=== TASK MATERIAL ===
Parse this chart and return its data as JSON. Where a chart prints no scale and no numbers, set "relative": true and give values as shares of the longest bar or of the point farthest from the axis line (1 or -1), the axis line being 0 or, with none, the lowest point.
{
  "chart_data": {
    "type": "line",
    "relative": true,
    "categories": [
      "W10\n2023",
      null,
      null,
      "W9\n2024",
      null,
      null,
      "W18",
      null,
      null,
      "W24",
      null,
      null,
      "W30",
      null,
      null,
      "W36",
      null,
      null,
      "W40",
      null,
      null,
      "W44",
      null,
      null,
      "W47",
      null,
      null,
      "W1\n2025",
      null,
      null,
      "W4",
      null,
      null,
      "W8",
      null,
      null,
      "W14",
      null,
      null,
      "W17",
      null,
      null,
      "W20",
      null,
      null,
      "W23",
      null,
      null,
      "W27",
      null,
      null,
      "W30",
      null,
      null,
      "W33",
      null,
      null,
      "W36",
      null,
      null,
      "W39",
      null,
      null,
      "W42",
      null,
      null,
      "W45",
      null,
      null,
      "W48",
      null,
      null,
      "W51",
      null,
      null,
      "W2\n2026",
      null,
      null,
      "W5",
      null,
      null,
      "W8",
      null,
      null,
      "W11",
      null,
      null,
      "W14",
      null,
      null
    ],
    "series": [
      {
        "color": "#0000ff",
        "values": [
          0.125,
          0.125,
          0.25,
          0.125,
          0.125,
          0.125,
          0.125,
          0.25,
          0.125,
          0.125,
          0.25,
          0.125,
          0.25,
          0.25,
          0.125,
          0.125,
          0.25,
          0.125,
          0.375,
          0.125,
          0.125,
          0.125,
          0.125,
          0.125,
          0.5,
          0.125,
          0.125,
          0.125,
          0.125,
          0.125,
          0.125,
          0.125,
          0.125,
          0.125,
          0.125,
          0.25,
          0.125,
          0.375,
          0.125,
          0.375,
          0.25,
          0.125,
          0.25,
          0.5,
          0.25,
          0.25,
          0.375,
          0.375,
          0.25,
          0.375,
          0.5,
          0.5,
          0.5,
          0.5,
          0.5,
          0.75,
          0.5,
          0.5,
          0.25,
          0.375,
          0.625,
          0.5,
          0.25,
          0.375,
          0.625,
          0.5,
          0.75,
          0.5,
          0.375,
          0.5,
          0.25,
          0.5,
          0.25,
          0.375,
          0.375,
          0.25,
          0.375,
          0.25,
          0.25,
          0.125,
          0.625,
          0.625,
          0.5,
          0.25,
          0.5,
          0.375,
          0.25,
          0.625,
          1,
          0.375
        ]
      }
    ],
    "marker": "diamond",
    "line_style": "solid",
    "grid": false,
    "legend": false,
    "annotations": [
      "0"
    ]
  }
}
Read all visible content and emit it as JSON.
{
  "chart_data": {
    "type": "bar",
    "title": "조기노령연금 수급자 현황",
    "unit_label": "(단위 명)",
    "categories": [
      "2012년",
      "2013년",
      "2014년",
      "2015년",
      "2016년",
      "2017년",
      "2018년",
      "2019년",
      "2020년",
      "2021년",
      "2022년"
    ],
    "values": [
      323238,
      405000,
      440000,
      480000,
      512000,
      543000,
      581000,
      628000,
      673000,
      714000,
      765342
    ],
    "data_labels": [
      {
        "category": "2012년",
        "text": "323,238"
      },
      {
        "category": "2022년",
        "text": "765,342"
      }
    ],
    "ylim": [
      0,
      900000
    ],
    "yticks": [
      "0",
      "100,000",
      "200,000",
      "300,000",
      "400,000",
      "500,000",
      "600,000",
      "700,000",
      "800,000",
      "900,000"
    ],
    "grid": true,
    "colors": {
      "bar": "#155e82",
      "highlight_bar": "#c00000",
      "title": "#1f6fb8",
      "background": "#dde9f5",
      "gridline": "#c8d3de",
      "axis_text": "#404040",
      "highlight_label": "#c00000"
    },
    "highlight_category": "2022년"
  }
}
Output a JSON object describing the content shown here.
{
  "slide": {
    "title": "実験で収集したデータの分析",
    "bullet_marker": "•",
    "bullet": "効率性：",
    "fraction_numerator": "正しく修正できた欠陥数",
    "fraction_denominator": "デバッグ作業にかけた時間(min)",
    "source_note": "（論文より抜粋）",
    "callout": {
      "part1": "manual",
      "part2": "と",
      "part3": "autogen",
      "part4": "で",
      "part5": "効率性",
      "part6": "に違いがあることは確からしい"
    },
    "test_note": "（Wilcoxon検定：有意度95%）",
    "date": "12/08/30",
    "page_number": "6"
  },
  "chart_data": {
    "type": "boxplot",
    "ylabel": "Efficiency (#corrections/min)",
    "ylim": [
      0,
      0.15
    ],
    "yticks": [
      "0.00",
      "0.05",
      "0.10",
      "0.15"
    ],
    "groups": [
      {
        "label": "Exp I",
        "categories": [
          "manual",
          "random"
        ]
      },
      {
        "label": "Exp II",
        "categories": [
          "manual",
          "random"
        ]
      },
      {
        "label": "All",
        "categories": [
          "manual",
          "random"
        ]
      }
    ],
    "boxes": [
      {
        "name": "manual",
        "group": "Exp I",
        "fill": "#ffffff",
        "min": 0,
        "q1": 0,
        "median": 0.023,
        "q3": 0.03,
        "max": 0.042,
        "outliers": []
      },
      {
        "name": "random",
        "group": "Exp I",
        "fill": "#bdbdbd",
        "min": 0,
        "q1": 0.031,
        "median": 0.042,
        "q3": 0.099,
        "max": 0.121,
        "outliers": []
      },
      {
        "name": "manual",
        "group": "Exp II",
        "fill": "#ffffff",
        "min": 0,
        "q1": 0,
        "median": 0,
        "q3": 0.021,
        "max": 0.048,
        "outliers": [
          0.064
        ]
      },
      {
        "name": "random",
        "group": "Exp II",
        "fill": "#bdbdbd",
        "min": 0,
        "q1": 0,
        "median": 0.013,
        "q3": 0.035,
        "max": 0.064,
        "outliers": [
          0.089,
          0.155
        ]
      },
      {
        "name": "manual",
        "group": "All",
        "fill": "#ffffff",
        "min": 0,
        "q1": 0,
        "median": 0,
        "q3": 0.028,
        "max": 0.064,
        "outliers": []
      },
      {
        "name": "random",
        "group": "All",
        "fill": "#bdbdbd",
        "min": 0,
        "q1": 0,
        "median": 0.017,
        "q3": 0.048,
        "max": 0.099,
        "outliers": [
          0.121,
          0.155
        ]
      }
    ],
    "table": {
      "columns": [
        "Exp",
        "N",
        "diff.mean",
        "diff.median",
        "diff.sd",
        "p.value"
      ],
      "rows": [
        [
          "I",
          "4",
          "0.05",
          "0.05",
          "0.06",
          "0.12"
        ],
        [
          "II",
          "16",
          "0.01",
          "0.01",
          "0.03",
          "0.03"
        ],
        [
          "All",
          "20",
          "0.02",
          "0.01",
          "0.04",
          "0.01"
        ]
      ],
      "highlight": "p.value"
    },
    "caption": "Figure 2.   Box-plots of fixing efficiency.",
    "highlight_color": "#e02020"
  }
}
===
Recopy the entries above exactly, with every line included.

● OUTPUT FOR THIS EXERCISE:
Parse this chart and return its data as JSON. Where a chart prints no scale and no numbers, set "relative": true and give values as shares of the longest bar or of the point farthest from the axis line (1 or -1), the axis line being 0 or, with none, the lowest point.
{
  "chart_data": {
    "type": "line",
    "relative": true,
    "categories": [
      "W10\n2023",
      null,
      null,
      "W9\n2024",
      null,
      null,
      "W18",
      null,
      null,
      "W24",
      null,
      null,
      "W30",
      null,
      null,
      "W36",
      null,
      null,
      "W40",
      null,
      null,
      "W44",
      null,
      null,
      "W47",
      null,
      null,
      "W1\n2025",
      null,
      null,
      "W4",
      null,
      null,
      "W8",
      null,
      null,
      "W14",
      null,
      null,
      "W17",
      null,
      null,
      "W20",
      null,
      null,
      "W23",
      null,
      null,
      "W27",
      null,
      null,
      "W30",
      null,
      null,
      "W33",
      null,
      null,
      "W36",
      null,
      null,
      "W39",
      null,
      null,
      "W42",
      null,
      null,
      "W45",
      null,
      null,
      "W48",
      null,
      null,
      "W51",
      null,
      null,
      "W2\n2026",
      null,
      null,
      "W5",
      null,
      null,
      "W8",
      null,
      null,
      "W11",
      null,
      null,
      "W14",
      null,
      null
    ],
    "series": [
      {
        "color": "#0000ff",
        "values": [
          0.125,
          0.125,
          0.25,
          0.125,
          0.125,
          0.125,
          0.125,
          0.25,
          0.125,
          0.125,
          0.25,
          0.125,
          0.25,
          0.25,
          0.125,
          0.125,
          0.25,
          0.125,
          0.375,
          0.125,
          0.125,
          0.125,
          0.125,
          0.125,
          0.5,
          0.125,
          0.125,
          0.125,
          0.125,
          0.125,
          0.125,
          0.125,
          0.125,
          0.125,
          0.125,
          0.25,
          0.125,
          0.375,
          0.125,
          0.375,
          0.25,
          0.125,
          0.25,
          0.5,
          0.25,
          0.25,
          0.375,
          0.375,
          0.25,
          0.375,
          0.5,
          0.5,
          0.5,
          0.5,
          0.5,
          0.75,
          0.5,
          0.5,
          0.25,
          0.375,
          0.625,
          0.5,
          0.25,
          0.375,
          0.625,
          0.5,
          0.75,
          0.5,
          0.375,
          0.5,
          0.25,
          0.5,
          0.25,
          0.375,
          0.375,
          0.25,
          0.375,
          0.25,
          0.25,
          0.125,
          0.625,
          0.625,
          0.5,
          0.25,
          0.5,
          0.375,
          0.25,
          0.625,
          1,
          0.375
        ]
      }
    ],
    "marker": "diamond",
    "line_style": "solid",
    "grid": false,
    "legend": false,
    "annotations": [
      "0"
    ]
  }
}
Read all visible content and emit it as JSON.
{
  "chart_data": {
    "type": "bar",
    "title": "조기노령연금 수급자 현황",
    "unit_label": "(단위 명)",
    "categories": [
      "2012년",
      "2013년",
      "2014년",
      "2015년",
      "2016년",
      "2017년",
      "2018년",
      "2019년",
      "2020년",
      "2021년",
      "2022년"
    ],
    "values": [
      323238,
      405000,
      440000,
      480000,
      512000,
      543000,
      581000,
      628000,
      673000,
      714000,
      765342
    ],
    "data_labels": [
      {
        "category": "2012년",
        "text": "323,238"
      },
      {
        "category": "2022년",
        "text": "765,342"
      }
    ],
    "ylim": [
      0,
      900000
    ],
    "yticks": [
      "0",
      "100,000",
      "200,000",
      "300,000",
      "400,000",
      "500,000",
      "600,000",
      "700,000",
      "800,000",
      "900,000"
    ],
    "grid": true,
    "colors": {
      "bar": "#155e82",
      "highlight_bar": "#c00000",
      "title": "#1f6fb8",
      "background": "#dde9f5",
      "gridline": "#c8d3de",
      "axis_text": "#404040",
      "highlight_label": "#c00000"
    },
    "highlight_category": "2022년"
  }
}
Output a JSON object describing the content shown here.
{
  "slide": {
    "title": "実験で収集したデータの分析",
    "bullet_marker": "•",
    "bullet": "効率性：",
    "fraction_numerator": "正しく修正できた欠陥数",
    "fraction_denominator": "デバッグ作業にかけた時間(min)",
    "source_note": "（論文より抜粋）",
    "callout": {
      "part1": "manual",
      "part2": "と",
      "part3": "autogen",
      "part4": "で",
      "part5": "効率性",
      "part6": "に違いがあることは確からしい"
    },
    "test_note": "（Wilcoxon検定：有意度95%）",
    "date": "12/08/30",
    "page_number": "6"
  },
  "chart_data": {
    "type": "boxplot",
    "ylabel": "Efficiency (#corrections/min)",
    "ylim": [
      0,
      0.15
    ],
    "yticks": [
      "0.00",
      "0.05",
      "0.10",
      "0.15"
    ],
    "groups": [
      {
        "label": "Exp I",
        "categories": [
          "manual",
          "random"
        ]
      },
      {
        "label": "Exp II",
        "categories": [
          "manual",
          "random"
        ]
      },
      {
        "label": "All",
        "categories": [
          "manual",
          "random"
        ]
      }
    ],
    "boxes": [
      {
        "name": "manual",
        "group": "Exp I",
        "fill": "#ffffff",
        "min": 0,
        "q1": 0,
        "median": 0.023,
        "q3": 0.03,
        "max": 0.042,
        "outliers": []
      },
      {
        "name": "random",
        "group": "Exp I",
        "fill": "#bdbdbd",
        "min": 0,
        "q1": 0.031,
        "median": 0.042,
        "q3": 0.099,
        "max": 0.121,
        "outliers": []
      },
      {
        "name": "manual",
        "group": "Exp II",
        "fill": "#ffffff",
        "min": 0,
        "q1": 0,
        "median": 0,
        "q3": 0.021,
        "max": 0.048,
        "outliers": [
          0.064
        ]
      },
      {
        "name": "random",
        "group": "Exp II",
        "fill": "#bdbdbd",
        "min": 0,
        "q1": 0,
        "median": 0.013,
        "q3": 0.035,
        "max": 0.064,
        "outliers": [
          0.089,
          0.155
        ]
      },
      {
        "name": "manual",
        "group": "All",
        "fill": "#ffffff",
        "min": 0,
        "q1": 0,
        "median": 0,
        "q3": 0.028,
        "max": 0.064,
        "outliers": []
      },
      {
        "name": "random",
        "group": "All",
        "fill": "#bdbdbd",
        "min": 0,
        "q1": 0,
        "median": 0.017,
        "q3": 0.048,
        "max": 0.099,
        "outliers": [
          0.121,
          0.155
        ]
      }
    ],
    "table": {
      "columns": [
        "Exp",
        "N",
        "diff.mean",
        "diff.median",
        "diff.sd",
        "p.value"
      ],
      "rows": [
        [
          "I",
          "4",
          "0.05",
          "0.05",
          "0.06",
          "0.12"
        ],
        [
          "II",
          "16",
          "0.01",
          "0.01",
          "0.03",
          "0.03"
        ],
        [
          "All",
          "20",
          "0.02",
          "0.01",
          "0.04",
          "0.01"
        ]
      ],
      "highlight": "p.value"
    },
    "caption": "Figure 2.   Box-plots of fixing efficiency.",
    "highlight_color": "#e02020"
  }
}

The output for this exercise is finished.